Data entries:
^^^^^^^^^^^^^^^^

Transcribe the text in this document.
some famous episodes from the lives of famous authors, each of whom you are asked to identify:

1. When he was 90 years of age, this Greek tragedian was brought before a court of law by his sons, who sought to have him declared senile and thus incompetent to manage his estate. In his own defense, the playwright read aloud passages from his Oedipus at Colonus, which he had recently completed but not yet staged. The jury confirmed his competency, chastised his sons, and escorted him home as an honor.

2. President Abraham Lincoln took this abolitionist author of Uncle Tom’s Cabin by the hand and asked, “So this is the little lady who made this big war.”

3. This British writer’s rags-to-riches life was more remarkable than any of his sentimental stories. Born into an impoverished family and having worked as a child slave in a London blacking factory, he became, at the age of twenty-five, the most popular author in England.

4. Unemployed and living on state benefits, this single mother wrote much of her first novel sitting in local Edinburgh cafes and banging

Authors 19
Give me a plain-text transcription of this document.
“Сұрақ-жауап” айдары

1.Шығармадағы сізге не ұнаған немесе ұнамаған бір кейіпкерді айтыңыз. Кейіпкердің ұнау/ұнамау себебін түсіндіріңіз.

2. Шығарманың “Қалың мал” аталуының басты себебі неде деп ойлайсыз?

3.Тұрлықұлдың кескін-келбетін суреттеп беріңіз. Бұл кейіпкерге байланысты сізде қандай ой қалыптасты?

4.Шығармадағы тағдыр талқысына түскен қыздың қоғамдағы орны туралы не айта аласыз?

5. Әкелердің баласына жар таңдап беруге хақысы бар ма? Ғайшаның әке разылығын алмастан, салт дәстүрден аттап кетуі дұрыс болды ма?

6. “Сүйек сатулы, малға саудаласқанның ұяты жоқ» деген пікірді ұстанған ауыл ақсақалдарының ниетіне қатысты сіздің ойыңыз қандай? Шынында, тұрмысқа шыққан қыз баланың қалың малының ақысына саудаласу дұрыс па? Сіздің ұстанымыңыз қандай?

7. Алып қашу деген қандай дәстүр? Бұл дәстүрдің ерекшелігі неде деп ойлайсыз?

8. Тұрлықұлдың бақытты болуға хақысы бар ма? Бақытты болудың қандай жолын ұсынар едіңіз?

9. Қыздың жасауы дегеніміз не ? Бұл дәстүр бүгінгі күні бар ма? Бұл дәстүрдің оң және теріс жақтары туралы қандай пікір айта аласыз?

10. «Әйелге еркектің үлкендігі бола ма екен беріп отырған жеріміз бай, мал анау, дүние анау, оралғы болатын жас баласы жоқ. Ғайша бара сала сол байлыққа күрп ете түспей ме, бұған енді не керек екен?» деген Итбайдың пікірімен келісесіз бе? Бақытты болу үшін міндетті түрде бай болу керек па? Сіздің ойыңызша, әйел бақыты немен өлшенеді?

^^^^^^^^^^^^^^^^

EXERCISE DETAILS: From the listing above, report the number of lines containing the string "неде", without any accompanying remarks.

EXERCISE RESPONSE: 2